-- Start --

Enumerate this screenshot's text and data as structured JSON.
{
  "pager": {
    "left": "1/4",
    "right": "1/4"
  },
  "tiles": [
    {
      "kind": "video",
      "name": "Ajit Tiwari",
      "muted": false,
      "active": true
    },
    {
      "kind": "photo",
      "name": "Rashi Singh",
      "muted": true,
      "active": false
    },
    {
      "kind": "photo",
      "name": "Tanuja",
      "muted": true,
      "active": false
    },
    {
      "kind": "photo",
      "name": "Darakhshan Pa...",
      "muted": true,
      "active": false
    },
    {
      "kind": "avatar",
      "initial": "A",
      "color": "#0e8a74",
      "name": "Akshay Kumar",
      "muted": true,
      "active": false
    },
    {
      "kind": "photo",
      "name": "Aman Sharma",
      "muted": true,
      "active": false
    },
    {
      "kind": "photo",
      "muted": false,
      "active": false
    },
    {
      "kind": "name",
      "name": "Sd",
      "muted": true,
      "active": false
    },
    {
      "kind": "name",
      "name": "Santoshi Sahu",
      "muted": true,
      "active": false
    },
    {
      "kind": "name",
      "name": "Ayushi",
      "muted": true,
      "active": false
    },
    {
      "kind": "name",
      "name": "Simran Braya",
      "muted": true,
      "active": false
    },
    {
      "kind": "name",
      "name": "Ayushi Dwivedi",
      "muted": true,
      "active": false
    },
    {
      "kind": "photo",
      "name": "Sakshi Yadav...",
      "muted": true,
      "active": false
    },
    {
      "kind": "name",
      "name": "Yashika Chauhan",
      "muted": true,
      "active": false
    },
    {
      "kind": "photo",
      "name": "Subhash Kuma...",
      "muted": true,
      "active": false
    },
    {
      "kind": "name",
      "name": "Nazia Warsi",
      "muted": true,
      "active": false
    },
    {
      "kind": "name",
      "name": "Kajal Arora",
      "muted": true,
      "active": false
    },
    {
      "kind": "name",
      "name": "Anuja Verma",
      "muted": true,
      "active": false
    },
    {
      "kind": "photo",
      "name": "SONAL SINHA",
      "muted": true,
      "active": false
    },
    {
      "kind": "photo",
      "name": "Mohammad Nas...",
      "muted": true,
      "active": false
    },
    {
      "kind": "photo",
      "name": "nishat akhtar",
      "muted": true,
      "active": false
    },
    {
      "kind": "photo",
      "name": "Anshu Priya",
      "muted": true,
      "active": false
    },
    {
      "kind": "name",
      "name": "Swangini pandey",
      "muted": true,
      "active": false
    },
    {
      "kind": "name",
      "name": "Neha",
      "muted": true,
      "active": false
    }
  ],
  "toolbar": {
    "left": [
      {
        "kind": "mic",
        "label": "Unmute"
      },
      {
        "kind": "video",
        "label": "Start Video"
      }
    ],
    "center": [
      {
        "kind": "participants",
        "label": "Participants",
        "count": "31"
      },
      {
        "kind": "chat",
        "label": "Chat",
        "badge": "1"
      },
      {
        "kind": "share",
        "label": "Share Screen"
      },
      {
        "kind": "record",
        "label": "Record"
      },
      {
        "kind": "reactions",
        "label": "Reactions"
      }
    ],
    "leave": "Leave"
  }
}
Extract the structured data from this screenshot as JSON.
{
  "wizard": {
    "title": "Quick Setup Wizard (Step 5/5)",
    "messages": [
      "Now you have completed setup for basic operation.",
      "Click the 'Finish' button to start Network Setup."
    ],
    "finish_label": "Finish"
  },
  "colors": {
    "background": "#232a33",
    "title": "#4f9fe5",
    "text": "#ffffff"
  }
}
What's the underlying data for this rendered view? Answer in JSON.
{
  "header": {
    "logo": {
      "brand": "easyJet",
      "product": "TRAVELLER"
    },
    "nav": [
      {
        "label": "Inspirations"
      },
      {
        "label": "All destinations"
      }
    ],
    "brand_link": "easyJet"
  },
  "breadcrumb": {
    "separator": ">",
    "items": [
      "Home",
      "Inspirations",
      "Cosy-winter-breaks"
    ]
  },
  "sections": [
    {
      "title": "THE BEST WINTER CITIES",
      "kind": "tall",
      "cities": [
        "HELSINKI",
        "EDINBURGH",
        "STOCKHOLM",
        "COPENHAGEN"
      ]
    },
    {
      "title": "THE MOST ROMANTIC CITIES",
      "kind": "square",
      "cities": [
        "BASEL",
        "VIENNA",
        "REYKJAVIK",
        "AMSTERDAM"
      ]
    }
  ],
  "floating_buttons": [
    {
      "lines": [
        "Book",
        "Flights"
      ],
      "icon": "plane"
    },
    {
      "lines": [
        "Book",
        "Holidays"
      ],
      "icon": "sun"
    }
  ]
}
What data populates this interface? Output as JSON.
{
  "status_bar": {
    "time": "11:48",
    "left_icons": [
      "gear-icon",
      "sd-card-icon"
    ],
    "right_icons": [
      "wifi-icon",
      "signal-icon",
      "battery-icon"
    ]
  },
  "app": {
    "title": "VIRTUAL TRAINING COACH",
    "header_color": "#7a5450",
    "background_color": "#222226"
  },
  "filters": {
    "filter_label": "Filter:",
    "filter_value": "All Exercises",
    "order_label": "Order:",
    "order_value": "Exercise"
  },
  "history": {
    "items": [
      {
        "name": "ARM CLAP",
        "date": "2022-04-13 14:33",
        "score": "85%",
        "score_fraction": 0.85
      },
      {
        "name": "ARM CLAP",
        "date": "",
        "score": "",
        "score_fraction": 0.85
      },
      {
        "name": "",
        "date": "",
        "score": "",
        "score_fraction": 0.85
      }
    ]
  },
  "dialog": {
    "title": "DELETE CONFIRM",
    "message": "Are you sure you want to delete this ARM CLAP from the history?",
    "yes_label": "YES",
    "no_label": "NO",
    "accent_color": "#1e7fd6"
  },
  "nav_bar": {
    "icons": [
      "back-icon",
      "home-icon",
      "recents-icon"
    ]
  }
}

-- End --

Quote every line of the data, word for word.

§ **RESULT OF THIS EXERCISE**
Enumerate this screenshot's text and data as structured JSON.
{
  "pager": {
    "left": "1/4",
    "right": "1/4"
  },
  "tiles": [
    {
      "kind": "video",
      "name": "Ajit Tiwari",
      "muted": false,
      "active": true
    },
    {
      "kind": "photo",
      "name": "Rashi Singh",
      "muted": true,
      "active": false
    },
    {
      "kind": "photo",
      "name": "Tanuja",
      "muted": true,
      "active": false
    },
    {
      "kind": "photo",
      "name": "Darakhshan Pa...",
      "muted": true,
      "active": false
    },
    {
      "kind": "avatar",
      "initial": "A",
      "color": "#0e8a74",
      "name": "Akshay Kumar",
      "muted": true,
      "active": false
    },
    {
      "kind": "photo",
      "name": "Aman Sharma",
      "muted": true,
      "active": false
    },
    {
      "kind": "photo",
      "muted": false,
      "active": false
    },
    {
      "kind": "name",
      "name": "Sd",
      "muted": true,
      "active": false
    },
    {
      "kind": "name",
      "name": "Santoshi Sahu",
      "muted": true,
      "active": false
    },
    {
      "kind": "name",
      "name": "Ayushi",
      "muted": true,
      "active": false
    },
    {
      "kind": "name",
      "name": "Simran Braya",
      "muted": true,
      "active": false
    },
    {
      "kind": "name",
      "name": "Ayushi Dwivedi",
      "muted": true,
      "active": false
    },
    {
      "kind": "photo",
      "name": "Sakshi Yadav...",
      "muted": true,
      "active": false
    },
    {
      "kind": "name",
      "name": "Yashika Chauhan",
      "muted": true,
      "active": false
    },
    {
      "kind": "photo",
      "name": "Subhash Kuma...",
      "muted": true,
      "active": false
    },
    {
      "kind": "name",
      "name": "Nazia Warsi",
      "muted": true,
      "active": false
    },
    {
      "kind": "name",
      "name": "Kajal Arora",
      "muted": true,
      "active": false
    },
    {
      "kind": "name",
      "name": "Anuja Verma",
      "muted": true,
      "active": false
    },
    {
      "kind": "photo",
      "name": "SONAL SINHA",
      "muted": true,
      "active": false
    },
    {
      "kind": "photo",
      "name": "Mohammad Nas...",
      "muted": true,
      "active": false
    },
    {
      "kind": "photo",
      "name": "nishat akhtar",
      "muted": true,
      "active": false
    },
    {
      "kind": "photo",
      "name": "Anshu Priya",
      "muted": true,
      "active": false
    },
    {
      "kind": "name",
      "name": "Swangini pandey",
      "muted": true,
      "active": false
    },
    {
      "kind": "name",
      "name": "Neha",
      "muted": true,
      "active": false
    }
  ],
  "toolbar": {
    "left": [
      {
        "kind": "mic",
        "label": "Unmute"
      },
      {
        "kind": "video",
        "label": "Start Video"
      }
    ],
    "center": [
      {
        "kind": "participants",
        "label": "Participants",
        "count": "31"
      },
      {
        "kind": "chat",
        "label": "Chat",
        "badge": "1"
      },
      {
        "kind": "share",
        "label": "Share Screen"
      },
      {
        "kind": "record",
        "label": "Record"
      },
      {
        "kind": "reactions",
        "label": "Reactions"
      }
    ],
    "leave": "Leave"
  }
}
Extract the structured data from this screenshot as JSON.
{
  "wizard": {
    "title": "Quick Setup Wizard (Step 5/5)",
    "messages": [
      "Now you have completed setup for basic operation.",
      "Click the 'Finish' button to start Network Setup."
    ],
    "finish_label": "Finish"
  },
  "colors": {
    "background": "#232a33",
    "title": "#4f9fe5",
    "text": "#ffffff"
  }
}
What's the underlying data for this rendered view? Answer in JSON.
{
  "header": {
    "logo": {
      "brand": "easyJet",
      "product": "TRAVELLER"
    },
    "nav": [
      {
        "label": "Inspirations"
      },
      {
        "label": "All destinations"
      }
    ],
    "brand_link": "easyJet"
  },
  "breadcrumb": {
    "separator": ">",
    "items": [
      "Home",
      "Inspirations",
      "Cosy-winter-breaks"
    ]
  },
  "sections": [
    {
      "title": "THE BEST WINTER CITIES",
      "kind": "tall",
      "cities": [
        "HELSINKI",
        "EDINBURGH",
        "STOCKHOLM",
        "COPENHAGEN"
      ]
    },
    {
      "title": "THE MOST ROMANTIC CITIES",
      "kind": "square",
      "cities": [
        "BASEL",
        "VIENNA",
        "REYKJAVIK",
        "AMSTERDAM"
      ]
    }
  ],
  "floating_buttons": [
    {
      "lines": [
        "Book",
        "Flights"
      ],
      "icon": "plane"
    },
    {
      "lines": [
        "Book",
        "Holidays"
      ],
      "icon": "sun"
    }
  ]
}
What data populates this interface? Output as JSON.
{
  "status_bar": {
    "time": "11:48",
    "left_icons": [
      "gear-icon",
      "sd-card-icon"
    ],
    "right_icons": [
      "wifi-icon",
      "signal-icon",
      "battery-icon"
    ]
  },
  "app": {
    "title": "VIRTUAL TRAINING COACH",
    "header_color": "#7a5450",
    "background_color": "#222226"
  },
  "filters": {
    "filter_label": "Filter:",
    "filter_value": "All Exercises",
    "order_label": "Order:",
    "order_value": "Exercise"
  },
  "history": {
    "items": [
      {
        "name": "ARM CLAP",
        "date": "2022-04-13 14:33",
        "score": "85%",
        "score_fraction": 0.85
      },
      {
        "name": "ARM CLAP",
        "date": "",
        "score": "",
        "score_fraction": 0.85
      },
      {
        "name": "",
        "date": "",
        "score": "",
        "score_fraction": 0.85
      }
    ]
  },
  "dialog": {
    "title": "DELETE CONFIRM",
    "message": "Are you sure you want to delete this ARM CLAP from the history?",
    "yes_label": "YES",
    "no_label": "NO",
    "accent_color": "#1e7fd6"
  },
  "nav_bar": {
    "icons": [
      "back-icon",
      "home-icon",
      "recents-icon"
    ]
  }
}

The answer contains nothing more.